[Start of Data for this exercise]
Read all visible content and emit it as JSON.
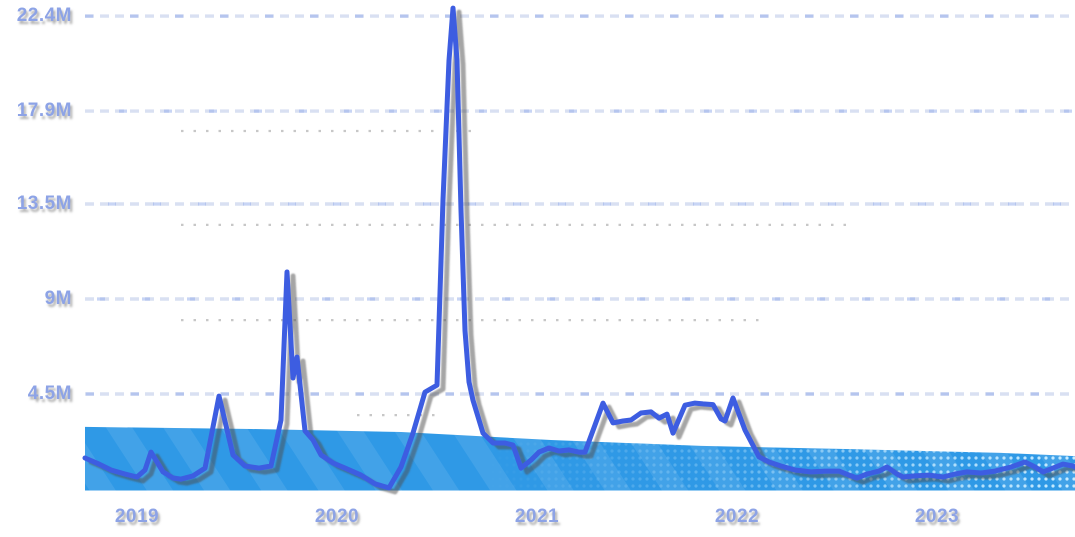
{
  "page": {
    "background": "#ffffff",
    "title": ""
  },
  "chart_data": {
    "type": "line",
    "title": "",
    "xlabel": "",
    "ylabel": "",
    "legend": "none",
    "x_axis": {
      "tick_labels": [
        "2019",
        "2020",
        "2021",
        "2022",
        "2023"
      ],
      "tick_values": [
        2019,
        2020,
        2021,
        2022,
        2023
      ],
      "range": [
        2018.74,
        2023.69
      ],
      "grid": false
    },
    "y_axis": {
      "tick_labels": [
        "22.4M",
        "17.9M",
        "13.5M",
        "9M",
        "4.5M"
      ],
      "tick_values": [
        22.4,
        17.9,
        13.5,
        9,
        4.5
      ],
      "unit": "M",
      "range": [
        0,
        23.3
      ],
      "grid": true,
      "grid_style": "dashed"
    },
    "series": [
      {
        "name": "primary-line",
        "type": "line",
        "color": "#3c5de1",
        "stroke_width": 5,
        "points": [
          [
            2018.74,
            1.47
          ],
          [
            2018.81,
            1.18
          ],
          [
            2018.87,
            0.9
          ],
          [
            2018.94,
            0.71
          ],
          [
            2019.0,
            0.57
          ],
          [
            2019.04,
            0.9
          ],
          [
            2019.07,
            1.75
          ],
          [
            2019.13,
            0.81
          ],
          [
            2019.18,
            0.52
          ],
          [
            2019.22,
            0.47
          ],
          [
            2019.28,
            0.62
          ],
          [
            2019.34,
            0.99
          ],
          [
            2019.41,
            4.4
          ],
          [
            2019.48,
            1.61
          ],
          [
            2019.54,
            1.09
          ],
          [
            2019.61,
            0.99
          ],
          [
            2019.67,
            1.09
          ],
          [
            2019.72,
            3.27
          ],
          [
            2019.75,
            10.28
          ],
          [
            2019.78,
            5.26
          ],
          [
            2019.8,
            6.25
          ],
          [
            2019.84,
            2.75
          ],
          [
            2019.88,
            2.32
          ],
          [
            2019.92,
            1.61
          ],
          [
            2019.98,
            1.23
          ],
          [
            2020.04,
            0.99
          ],
          [
            2020.12,
            0.66
          ],
          [
            2020.19,
            0.24
          ],
          [
            2020.26,
            0.05
          ],
          [
            2020.32,
            1.04
          ],
          [
            2020.38,
            2.65
          ],
          [
            2020.44,
            4.59
          ],
          [
            2020.5,
            4.92
          ],
          [
            2020.53,
            13.7
          ],
          [
            2020.56,
            20.3
          ],
          [
            2020.58,
            22.78
          ],
          [
            2020.6,
            20.3
          ],
          [
            2020.62,
            13.2
          ],
          [
            2020.64,
            7.5
          ],
          [
            2020.66,
            5.07
          ],
          [
            2020.68,
            4.2
          ],
          [
            2020.73,
            2.65
          ],
          [
            2020.78,
            2.18
          ],
          [
            2020.84,
            2.18
          ],
          [
            2020.88,
            2.08
          ],
          [
            2020.92,
            0.99
          ],
          [
            2020.97,
            1.37
          ],
          [
            2021.01,
            1.75
          ],
          [
            2021.06,
            1.94
          ],
          [
            2021.11,
            1.8
          ],
          [
            2021.16,
            1.85
          ],
          [
            2021.21,
            1.75
          ],
          [
            2021.24,
            1.75
          ],
          [
            2021.29,
            3.03
          ],
          [
            2021.33,
            4.07
          ],
          [
            2021.38,
            3.13
          ],
          [
            2021.43,
            3.22
          ],
          [
            2021.47,
            3.27
          ],
          [
            2021.52,
            3.6
          ],
          [
            2021.57,
            3.65
          ],
          [
            2021.61,
            3.36
          ],
          [
            2021.65,
            3.55
          ],
          [
            2021.68,
            2.65
          ],
          [
            2021.74,
            3.97
          ],
          [
            2021.79,
            4.07
          ],
          [
            2021.83,
            4.03
          ],
          [
            2021.88,
            4.0
          ],
          [
            2021.92,
            3.32
          ],
          [
            2021.94,
            3.22
          ],
          [
            2021.98,
            4.31
          ],
          [
            2022.04,
            2.79
          ],
          [
            2022.11,
            1.52
          ],
          [
            2022.16,
            1.28
          ],
          [
            2022.22,
            1.09
          ],
          [
            2022.29,
            0.9
          ],
          [
            2022.37,
            0.81
          ],
          [
            2022.44,
            0.85
          ],
          [
            2022.51,
            0.85
          ],
          [
            2022.56,
            0.66
          ],
          [
            2022.6,
            0.52
          ],
          [
            2022.65,
            0.71
          ],
          [
            2022.71,
            0.85
          ],
          [
            2022.75,
            1.04
          ],
          [
            2022.8,
            0.71
          ],
          [
            2022.83,
            0.57
          ],
          [
            2022.89,
            0.62
          ],
          [
            2022.96,
            0.66
          ],
          [
            2023.03,
            0.57
          ],
          [
            2023.09,
            0.71
          ],
          [
            2023.15,
            0.81
          ],
          [
            2023.22,
            0.76
          ],
          [
            2023.29,
            0.85
          ],
          [
            2023.37,
            1.04
          ],
          [
            2023.44,
            1.28
          ],
          [
            2023.49,
            1.04
          ],
          [
            2023.53,
            0.81
          ],
          [
            2023.58,
            0.99
          ],
          [
            2023.63,
            1.18
          ],
          [
            2023.68,
            1.09
          ],
          [
            2023.69,
            1.04
          ]
        ]
      },
      {
        "name": "baseline-band",
        "type": "area",
        "color": "#2f99e6",
        "hatch": true,
        "halftone_fade_right": true,
        "points": [
          [
            2018.74,
            2.94
          ],
          [
            2019.57,
            2.84
          ],
          [
            2020.32,
            2.7
          ],
          [
            2021.07,
            2.32
          ],
          [
            2021.82,
            2.04
          ],
          [
            2022.57,
            1.89
          ],
          [
            2023.32,
            1.71
          ],
          [
            2023.69,
            1.56
          ]
        ]
      }
    ],
    "minor_dotted_rows": [
      {
        "y": 16.96,
        "x1": 2019.22,
        "x2": 2020.7
      },
      {
        "y": 12.51,
        "x1": 2019.22,
        "x2": 2022.57
      },
      {
        "y": 8.0,
        "x1": 2019.22,
        "x2": 2022.14
      },
      {
        "y": 3.5,
        "x1": 2020.1,
        "x2": 2020.52
      }
    ]
  },
  "colors": {
    "grid": "#d9e0f2",
    "grid_accent": "#93acec",
    "axis_label": "#8da3e6",
    "line": "#3c5de1",
    "band": "#2f99e6",
    "band_hatch": "rgba(255,255,255,0.09)",
    "halftone_dot": "#c9ecff",
    "line_shadow": "#4a4a4a",
    "minor_dot": "#3a3a3a"
  }
}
[End of Data for this exercise]
An exact transcription of all the entries is required, without the pictures.

Result:
Read all visible content and emit it as JSON.
{
  "page": {
    "background": "#ffffff",
    "title": ""
  },
  "chart_data": {
    "type": "line",
    "title": "",
    "xlabel": "",
    "ylabel": "",
    "legend": "none",
    "x_axis": {
      "tick_labels": [
        "2019",
        "2020",
        "2021",
        "2022",
        "2023"
      ],
      "tick_values": [
        2019,
        2020,
        2021,
        2022,
        2023
      ],
      "range": [
        2018.74,
        2023.69
      ],
      "grid": false
    },
    "y_axis": {
      "tick_labels": [
        "22.4M",
        "17.9M",
        "13.5M",
        "9M",
        "4.5M"
      ],
      "tick_values": [
        22.4,
        17.9,
        13.5,
        9,
        4.5
      ],
      "unit": "M",
      "range": [
        0,
        23.3
      ],
      "grid": true,
      "grid_style": "dashed"
    },
    "series": [
      {
        "name": "primary-line",
        "type": "line",
        "color": "#3c5de1",
        "stroke_width": 5,
        "points": [
          [
            2018.74,
            1.47
          ],
          [
            2018.81,
            1.18
          ],
          [
            2018.87,
            0.9
          ],
          [
            2018.94,
            0.71
          ],
          [
            2019.0,
            0.57
          ],
          [
            2019.04,
            0.9
          ],
          [
            2019.07,
            1.75
          ],
          [
            2019.13,
            0.81
          ],
          [
            2019.18,
            0.52
          ],
          [
            2019.22,
            0.47
          ],
          [
            2019.28,
            0.62
          ],
          [
            2019.34,
            0.99
          ],
          [
            2019.41,
            4.4
          ],
          [
            2019.48,
            1.61
          ],
          [
            2019.54,
            1.09
          ],
          [
            2019.61,
            0.99
          ],
          [
            2019.67,
            1.09
          ],
          [
            2019.72,
            3.27
          ],
          [
            2019.75,
            10.28
          ],
          [
            2019.78,
            5.26
          ],
          [
            2019.8,
            6.25
          ],
          [
            2019.84,
            2.75
          ],
          [
            2019.88,
            2.32
          ],
          [
            2019.92,
            1.61
          ],
          [
            2019.98,
            1.23
          ],
          [
            2020.04,
            0.99
          ],
          [
            2020.12,
            0.66
          ],
          [
            2020.19,
            0.24
          ],
          [
            2020.26,
            0.05
          ],
          [
            2020.32,
            1.04
          ],
          [
            2020.38,
            2.65
          ],
          [
            2020.44,
            4.59
          ],
          [
            2020.5,
            4.92
          ],
          [
            2020.53,
            13.7
          ],
          [
            2020.56,
            20.3
          ],
          [
            2020.58,
            22.78
          ],
          [
            2020.6,
            20.3
          ],
          [
            2020.62,
            13.2
          ],
          [
            2020.64,
            7.5
          ],
          [
            2020.66,
            5.07
          ],
          [
            2020.68,
            4.2
          ],
          [
            2020.73,
            2.65
          ],
          [
            2020.78,
            2.18
          ],
          [
            2020.84,
            2.18
          ],
          [
            2020.88,
            2.08
          ],
          [
            2020.92,
            0.99
          ],
          [
            2020.97,
            1.37
          ],
          [
            2021.01,
            1.75
          ],
          [
            2021.06,
            1.94
          ],
          [
            2021.11,
            1.8
          ],
          [
            2021.16,
            1.85
          ],
          [
            2021.21,
            1.75
          ],
          [
            2021.24,
            1.75
          ],
          [
            2021.29,
            3.03
          ],
          [
            2021.33,
            4.07
          ],
          [
            2021.38,
            3.13
          ],
          [
            2021.43,
            3.22
          ],
          [
            2021.47,
            3.27
          ],
          [
            2021.52,
            3.6
          ],
          [
            2021.57,
            3.65
          ],
          [
            2021.61,
            3.36
          ],
          [
            2021.65,
            3.55
          ],
          [
            2021.68,
            2.65
          ],
          [
            2021.74,
            3.97
          ],
          [
            2021.79,
            4.07
          ],
          [
            2021.83,
            4.03
          ],
          [
            2021.88,
            4.0
          ],
          [
            2021.92,
            3.32
          ],
          [
            2021.94,
            3.22
          ],
          [
            2021.98,
            4.31
          ],
          [
            2022.04,
            2.79
          ],
          [
            2022.11,
            1.52
          ],
          [
            2022.16,
            1.28
          ],
          [
            2022.22,
            1.09
          ],
          [
            2022.29,
            0.9
          ],
          [
            2022.37,
            0.81
          ],
          [
            2022.44,
            0.85
          ],
          [
            2022.51,
            0.85
          ],
          [
            2022.56,
            0.66
          ],
          [
            2022.6,
            0.52
          ],
          [
            2022.65,
            0.71
          ],
          [
            2022.71,
            0.85
          ],
          [
            2022.75,
            1.04
          ],
          [
            2022.8,
            0.71
          ],
          [
            2022.83,
            0.57
          ],
          [
            2022.89,
            0.62
          ],
          [
            2022.96,
            0.66
          ],
          [
            2023.03,
            0.57
          ],
          [
            2023.09,
            0.71
          ],
          [
            2023.15,
            0.81
          ],
          [
            2023.22,
            0.76
          ],
          [
            2023.29,
            0.85
          ],
          [
            2023.37,
            1.04
          ],
          [
            2023.44,
            1.28
          ],
          [
            2023.49,
            1.04
          ],
          [
            2023.53,
            0.81
          ],
          [
            2023.58,
            0.99
          ],
          [
            2023.63,
            1.18
          ],
          [
            2023.68,
            1.09
          ],
          [
            2023.69,
            1.04
          ]
        ]
      },
      {
        "name": "baseline-band",
        "type": "area",
        "color": "#2f99e6",
        "hatch": true,
        "halftone_fade_right": true,
        "points": [
          [
            2018.74,
            2.94
          ],
          [
            2019.57,
            2.84
          ],
          [
            2020.32,
            2.7
          ],
          [
            2021.07,
            2.32
          ],
          [
            2021.82,
            2.04
          ],
          [
            2022.57,
            1.89
          ],
          [
            2023.32,
            1.71
          ],
          [
            2023.69,
            1.56
          ]
        ]
      }
    ],
    "minor_dotted_rows": [
      {
        "y": 16.96,
        "x1": 2019.22,
        "x2": 2020.7
      },
      {
        "y": 12.51,
        "x1": 2019.22,
        "x2": 2022.57
      },
      {
        "y": 8.0,
        "x1": 2019.22,
        "x2": 2022.14
      },
      {
        "y": 3.5,
        "x1": 2020.1,
        "x2": 2020.52
      }
    ]
  },
  "colors": {
    "grid": "#d9e0f2",
    "grid_accent": "#93acec",
    "axis_label": "#8da3e6",
    "line": "#3c5de1",
    "band": "#2f99e6",
    "band_hatch": "rgba(255,255,255,0.09)",
    "halftone_dot": "#c9ecff",
    "line_shadow": "#4a4a4a",
    "minor_dot": "#3a3a3a"
  }
}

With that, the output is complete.